◆ PROBLEM TO WORK ON ◆
Identify every line in the records below that contains the word "process", and reproduce each one.

◆ INFORMATION GIVEN ◆
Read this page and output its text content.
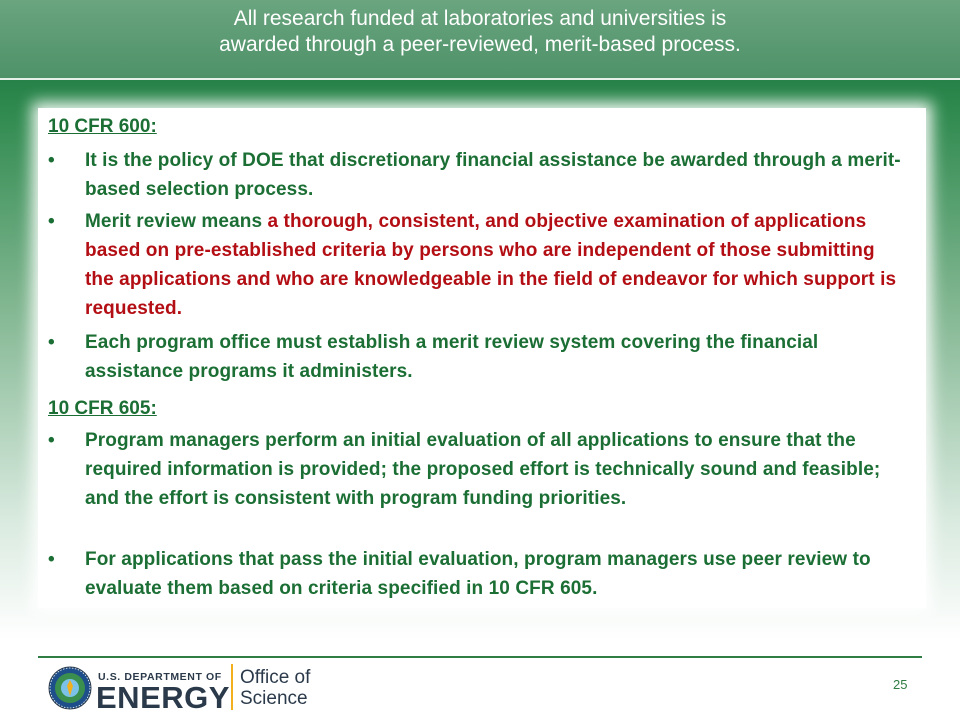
All research funded at laboratories and universities is
awarded through a peer-reviewed, merit-based process.
10 CFR 600:
• It is the policy of DOE that discretionary financial assistance be awarded through a merit-based selection process.
• Merit review means a thorough, consistent, and objective examination of applications based on pre-established criteria by persons who are independent of those submitting the applications and who are knowledgeable in the field of endeavor for which support is requested.
• Each program office must establish a merit review system covering the financial assistance programs it administers.
10 CFR 605:
• Program managers perform an initial evaluation of all applications to ensure that the required information is provided; the proposed effort is technically sound and feasible; and the effort is consistent with program funding priorities.
• For applications that pass the initial evaluation, program managers use peer review to evaluate them based on criteria specified in 10 CFR 605.
U.S. DEPARTMENT OF
ENERGY
Office of
Science
25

◆ RESPONSE TO THE TASK ◆
awarded through a peer-reviewed, merit-based process.
• It is the policy of DOE that discretionary financial assistance be awarded through a merit-based selection process.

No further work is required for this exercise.